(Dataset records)
######

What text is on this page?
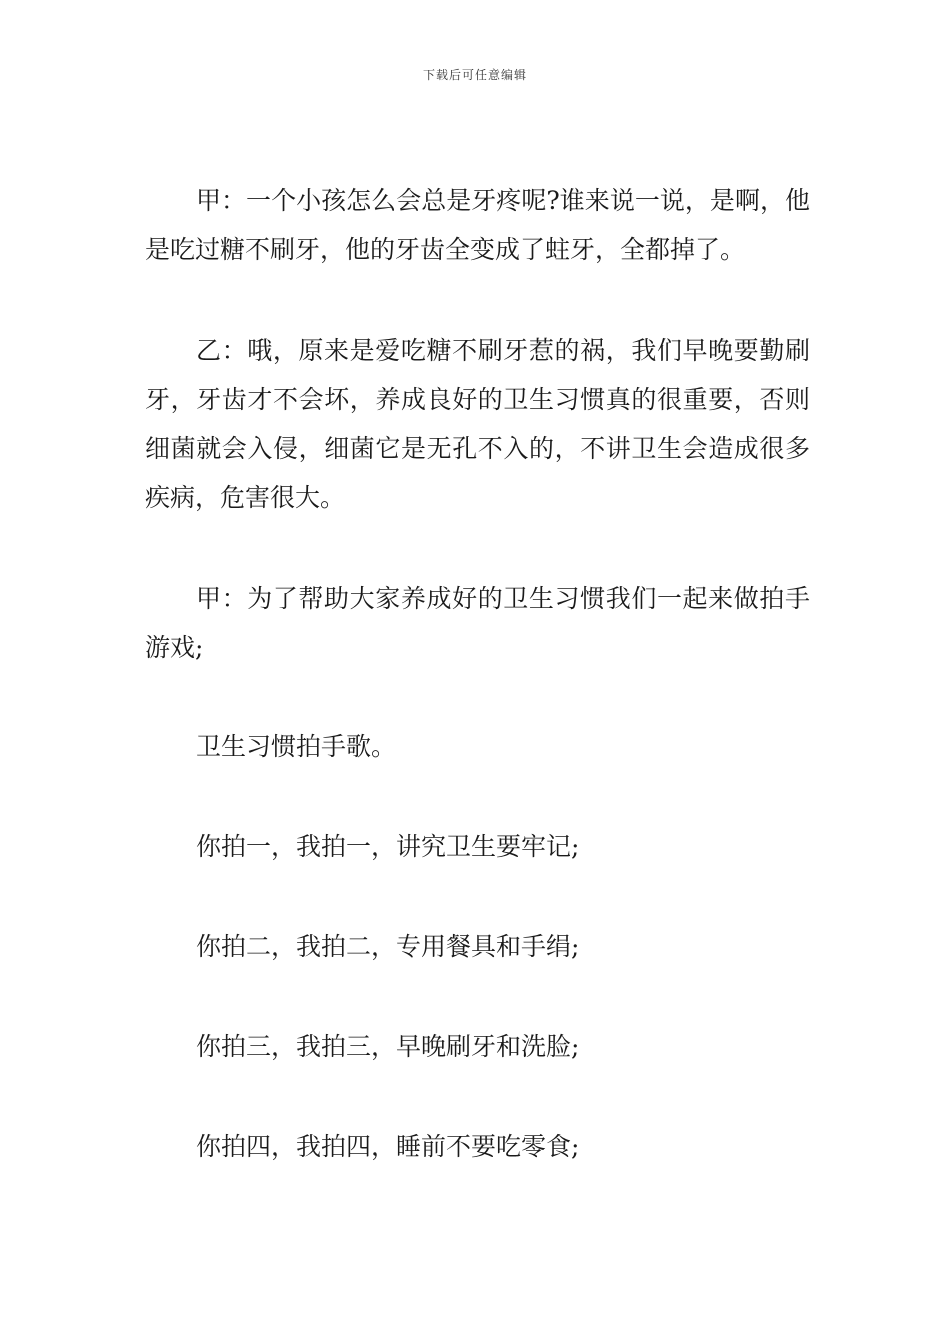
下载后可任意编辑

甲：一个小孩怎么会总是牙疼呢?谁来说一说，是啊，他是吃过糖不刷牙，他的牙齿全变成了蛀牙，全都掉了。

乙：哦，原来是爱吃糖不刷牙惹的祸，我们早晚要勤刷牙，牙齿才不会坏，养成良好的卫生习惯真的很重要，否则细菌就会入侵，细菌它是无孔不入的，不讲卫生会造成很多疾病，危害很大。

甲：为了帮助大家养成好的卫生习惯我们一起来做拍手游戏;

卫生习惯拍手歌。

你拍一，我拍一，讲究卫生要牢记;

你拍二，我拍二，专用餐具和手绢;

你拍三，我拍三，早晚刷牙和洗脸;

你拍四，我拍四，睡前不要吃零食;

######

What to do: Skip the images and write out the rest of the listing exactly.

Task answer:
What text is on this page?
下载后可任意编辑

甲：一个小孩怎么会总是牙疼呢?谁来说一说，是啊，他是吃过糖不刷牙，他的牙齿全变成了蛀牙，全都掉了。

乙：哦，原来是爱吃糖不刷牙惹的祸，我们早晚要勤刷牙，牙齿才不会坏，养成良好的卫生习惯真的很重要，否则细菌就会入侵，细菌它是无孔不入的，不讲卫生会造成很多疾病，危害很大。

甲：为了帮助大家养成好的卫生习惯我们一起来做拍手游戏;

卫生习惯拍手歌。

你拍一，我拍一，讲究卫生要牢记;

你拍二，我拍二，专用餐具和手绢;

你拍三，我拍三，早晚刷牙和洗脸;

你拍四，我拍四，睡前不要吃零食;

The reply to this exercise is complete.